Task details —
Each line of the listing that contains the word "党校学习心得" is to be copied.

Provided information —
▽

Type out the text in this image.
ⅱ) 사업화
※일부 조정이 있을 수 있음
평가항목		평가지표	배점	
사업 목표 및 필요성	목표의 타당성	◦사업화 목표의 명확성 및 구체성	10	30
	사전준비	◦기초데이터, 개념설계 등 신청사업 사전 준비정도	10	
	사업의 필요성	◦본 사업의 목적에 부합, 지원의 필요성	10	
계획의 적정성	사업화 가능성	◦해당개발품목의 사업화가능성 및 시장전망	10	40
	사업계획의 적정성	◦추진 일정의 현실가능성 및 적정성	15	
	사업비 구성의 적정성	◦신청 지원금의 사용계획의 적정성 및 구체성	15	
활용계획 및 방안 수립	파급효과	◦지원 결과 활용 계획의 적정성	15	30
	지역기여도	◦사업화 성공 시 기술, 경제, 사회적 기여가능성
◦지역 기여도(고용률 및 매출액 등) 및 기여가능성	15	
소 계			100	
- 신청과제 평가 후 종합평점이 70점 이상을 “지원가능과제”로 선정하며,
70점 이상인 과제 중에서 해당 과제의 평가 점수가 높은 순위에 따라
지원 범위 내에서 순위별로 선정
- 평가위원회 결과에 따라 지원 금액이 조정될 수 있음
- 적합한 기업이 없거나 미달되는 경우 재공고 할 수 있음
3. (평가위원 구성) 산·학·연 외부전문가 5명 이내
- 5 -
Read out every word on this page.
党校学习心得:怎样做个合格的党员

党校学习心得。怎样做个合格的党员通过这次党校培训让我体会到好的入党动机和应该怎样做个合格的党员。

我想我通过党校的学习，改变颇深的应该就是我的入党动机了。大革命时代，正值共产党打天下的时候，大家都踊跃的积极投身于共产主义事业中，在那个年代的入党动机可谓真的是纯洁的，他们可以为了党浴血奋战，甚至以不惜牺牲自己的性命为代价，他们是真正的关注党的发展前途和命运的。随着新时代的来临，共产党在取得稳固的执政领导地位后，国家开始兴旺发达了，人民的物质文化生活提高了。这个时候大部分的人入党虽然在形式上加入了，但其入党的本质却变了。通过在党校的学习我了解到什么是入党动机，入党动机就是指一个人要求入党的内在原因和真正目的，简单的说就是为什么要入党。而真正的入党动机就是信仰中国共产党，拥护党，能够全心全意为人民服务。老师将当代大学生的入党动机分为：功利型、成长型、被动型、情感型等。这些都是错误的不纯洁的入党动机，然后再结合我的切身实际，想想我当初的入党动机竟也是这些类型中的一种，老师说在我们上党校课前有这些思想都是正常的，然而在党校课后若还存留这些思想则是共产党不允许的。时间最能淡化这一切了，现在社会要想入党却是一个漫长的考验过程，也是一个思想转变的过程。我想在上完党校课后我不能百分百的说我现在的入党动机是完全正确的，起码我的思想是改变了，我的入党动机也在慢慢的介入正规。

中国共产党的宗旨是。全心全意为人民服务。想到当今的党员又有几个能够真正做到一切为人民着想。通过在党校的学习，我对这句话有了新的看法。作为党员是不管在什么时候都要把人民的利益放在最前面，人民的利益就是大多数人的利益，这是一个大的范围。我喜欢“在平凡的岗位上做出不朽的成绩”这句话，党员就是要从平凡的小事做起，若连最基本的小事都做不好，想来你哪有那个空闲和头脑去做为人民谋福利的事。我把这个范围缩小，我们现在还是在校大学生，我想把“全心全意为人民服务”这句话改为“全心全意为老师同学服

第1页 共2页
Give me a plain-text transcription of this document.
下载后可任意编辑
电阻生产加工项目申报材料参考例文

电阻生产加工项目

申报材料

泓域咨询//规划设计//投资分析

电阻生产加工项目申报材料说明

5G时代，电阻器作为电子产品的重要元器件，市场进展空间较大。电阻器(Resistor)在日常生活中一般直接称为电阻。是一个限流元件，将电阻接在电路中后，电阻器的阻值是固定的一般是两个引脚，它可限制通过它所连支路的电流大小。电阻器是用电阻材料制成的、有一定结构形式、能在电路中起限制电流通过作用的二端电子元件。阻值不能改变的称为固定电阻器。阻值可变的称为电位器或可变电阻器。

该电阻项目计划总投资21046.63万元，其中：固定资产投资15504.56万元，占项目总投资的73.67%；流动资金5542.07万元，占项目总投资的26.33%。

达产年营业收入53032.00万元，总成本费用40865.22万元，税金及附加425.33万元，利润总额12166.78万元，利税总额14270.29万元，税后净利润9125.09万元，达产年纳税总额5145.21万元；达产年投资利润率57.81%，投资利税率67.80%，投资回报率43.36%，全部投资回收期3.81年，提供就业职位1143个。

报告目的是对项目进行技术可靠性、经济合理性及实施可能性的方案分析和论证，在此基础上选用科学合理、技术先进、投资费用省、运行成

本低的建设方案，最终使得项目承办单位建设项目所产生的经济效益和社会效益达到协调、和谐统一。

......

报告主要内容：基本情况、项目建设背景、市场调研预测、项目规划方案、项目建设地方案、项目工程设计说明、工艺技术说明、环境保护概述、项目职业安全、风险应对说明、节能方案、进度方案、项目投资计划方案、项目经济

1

△

Solution —
党校学习心得:怎样做个合格的党员
党校学习心得。怎样做个合格的党员通过这次党校培训让我体会到好的入党动机和应该怎样做个合格的党员。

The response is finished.